[Saved data entries]
┄┄┄┄┄┄
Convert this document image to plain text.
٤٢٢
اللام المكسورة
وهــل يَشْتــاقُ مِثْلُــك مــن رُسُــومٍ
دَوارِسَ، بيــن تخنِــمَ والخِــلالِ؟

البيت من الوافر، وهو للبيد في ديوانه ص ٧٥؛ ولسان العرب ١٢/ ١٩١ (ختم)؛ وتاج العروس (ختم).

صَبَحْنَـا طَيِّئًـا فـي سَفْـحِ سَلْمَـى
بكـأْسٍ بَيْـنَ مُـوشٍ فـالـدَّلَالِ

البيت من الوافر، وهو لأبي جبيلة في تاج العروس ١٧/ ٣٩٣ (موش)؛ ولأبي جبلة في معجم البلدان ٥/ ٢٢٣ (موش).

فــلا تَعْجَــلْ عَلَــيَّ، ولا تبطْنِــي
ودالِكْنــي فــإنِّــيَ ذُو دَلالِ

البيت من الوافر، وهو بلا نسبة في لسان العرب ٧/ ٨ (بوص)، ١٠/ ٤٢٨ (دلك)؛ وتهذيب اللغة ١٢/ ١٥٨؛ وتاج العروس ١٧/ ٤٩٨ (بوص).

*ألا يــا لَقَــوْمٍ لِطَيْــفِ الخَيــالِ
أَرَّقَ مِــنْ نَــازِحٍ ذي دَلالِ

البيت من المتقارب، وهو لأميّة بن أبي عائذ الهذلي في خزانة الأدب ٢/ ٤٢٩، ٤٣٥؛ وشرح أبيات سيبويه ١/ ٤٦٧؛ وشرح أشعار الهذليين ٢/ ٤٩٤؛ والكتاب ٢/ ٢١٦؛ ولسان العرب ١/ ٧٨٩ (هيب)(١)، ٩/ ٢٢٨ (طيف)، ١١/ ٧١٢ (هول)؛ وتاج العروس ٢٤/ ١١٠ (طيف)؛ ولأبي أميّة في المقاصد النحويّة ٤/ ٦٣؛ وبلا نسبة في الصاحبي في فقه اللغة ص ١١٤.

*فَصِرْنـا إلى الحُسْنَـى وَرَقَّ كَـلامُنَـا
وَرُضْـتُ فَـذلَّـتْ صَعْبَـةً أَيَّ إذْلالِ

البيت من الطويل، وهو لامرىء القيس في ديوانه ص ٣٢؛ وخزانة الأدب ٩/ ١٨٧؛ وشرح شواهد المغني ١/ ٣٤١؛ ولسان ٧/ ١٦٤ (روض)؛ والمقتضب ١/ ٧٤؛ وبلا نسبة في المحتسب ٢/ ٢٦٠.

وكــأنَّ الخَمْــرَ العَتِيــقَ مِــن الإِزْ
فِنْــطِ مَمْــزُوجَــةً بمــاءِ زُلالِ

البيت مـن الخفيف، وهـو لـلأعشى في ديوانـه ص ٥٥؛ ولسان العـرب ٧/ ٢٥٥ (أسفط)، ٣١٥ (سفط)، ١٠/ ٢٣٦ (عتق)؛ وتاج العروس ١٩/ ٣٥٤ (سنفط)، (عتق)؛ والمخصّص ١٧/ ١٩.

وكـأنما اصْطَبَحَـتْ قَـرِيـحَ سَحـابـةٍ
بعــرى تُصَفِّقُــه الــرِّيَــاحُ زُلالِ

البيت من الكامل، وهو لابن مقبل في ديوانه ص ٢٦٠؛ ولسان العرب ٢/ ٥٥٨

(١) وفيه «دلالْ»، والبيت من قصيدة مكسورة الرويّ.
┄┄┄┄┄┄
- Prompt -
Each record above must be given again exactly.

- Answer to this exercise -
Convert this document image to plain text.
٤٢٢
اللام المكسورة
وهــل يَشْتــاقُ مِثْلُــك مــن رُسُــومٍ
دَوارِسَ، بيــن تخنِــمَ والخِــلالِ؟

البيت من الوافر، وهو للبيد في ديوانه ص ٧٥؛ ولسان العرب ١٢/ ١٩١ (ختم)؛ وتاج العروس (ختم).

صَبَحْنَـا طَيِّئًـا فـي سَفْـحِ سَلْمَـى
بكـأْسٍ بَيْـنَ مُـوشٍ فـالـدَّلَالِ

البيت من الوافر، وهو لأبي جبيلة في تاج العروس ١٧/ ٣٩٣ (موش)؛ ولأبي جبلة في معجم البلدان ٥/ ٢٢٣ (موش).

فــلا تَعْجَــلْ عَلَــيَّ، ولا تبطْنِــي
ودالِكْنــي فــإنِّــيَ ذُو دَلالِ

البيت من الوافر، وهو بلا نسبة في لسان العرب ٧/ ٨ (بوص)، ١٠/ ٤٢٨ (دلك)؛ وتهذيب اللغة ١٢/ ١٥٨؛ وتاج العروس ١٧/ ٤٩٨ (بوص).

*ألا يــا لَقَــوْمٍ لِطَيْــفِ الخَيــالِ
أَرَّقَ مِــنْ نَــازِحٍ ذي دَلالِ

البيت من المتقارب، وهو لأميّة بن أبي عائذ الهذلي في خزانة الأدب ٢/ ٤٢٩، ٤٣٥؛ وشرح أبيات سيبويه ١/ ٤٦٧؛ وشرح أشعار الهذليين ٢/ ٤٩٤؛ والكتاب ٢/ ٢١٦؛ ولسان العرب ١/ ٧٨٩ (هيب)(١)، ٩/ ٢٢٨ (طيف)، ١١/ ٧١٢ (هول)؛ وتاج العروس ٢٤/ ١١٠ (طيف)؛ ولأبي أميّة في المقاصد النحويّة ٤/ ٦٣؛ وبلا نسبة في الصاحبي في فقه اللغة ص ١١٤.

*فَصِرْنـا إلى الحُسْنَـى وَرَقَّ كَـلامُنَـا
وَرُضْـتُ فَـذلَّـتْ صَعْبَـةً أَيَّ إذْلالِ

البيت من الطويل، وهو لامرىء القيس في ديوانه ص ٣٢؛ وخزانة الأدب ٩/ ١٨٧؛ وشرح شواهد المغني ١/ ٣٤١؛ ولسان ٧/ ١٦٤ (روض)؛ والمقتضب ١/ ٧٤؛ وبلا نسبة في المحتسب ٢/ ٢٦٠.

وكــأنَّ الخَمْــرَ العَتِيــقَ مِــن الإِزْ
فِنْــطِ مَمْــزُوجَــةً بمــاءِ زُلالِ

البيت مـن الخفيف، وهـو لـلأعشى في ديوانـه ص ٥٥؛ ولسان العـرب ٧/ ٢٥٥ (أسفط)، ٣١٥ (سفط)، ١٠/ ٢٣٦ (عتق)؛ وتاج العروس ١٩/ ٣٥٤ (سنفط)، (عتق)؛ والمخصّص ١٧/ ١٩.

وكـأنما اصْطَبَحَـتْ قَـرِيـحَ سَحـابـةٍ
بعــرى تُصَفِّقُــه الــرِّيَــاحُ زُلالِ

البيت من الكامل، وهو لابن مقبل في ديوانه ص ٢٦٠؛ ولسان العرب ٢/ ٥٥٨

(١) وفيه «دلالْ»، والبيت من قصيدة مكسورة الرويّ.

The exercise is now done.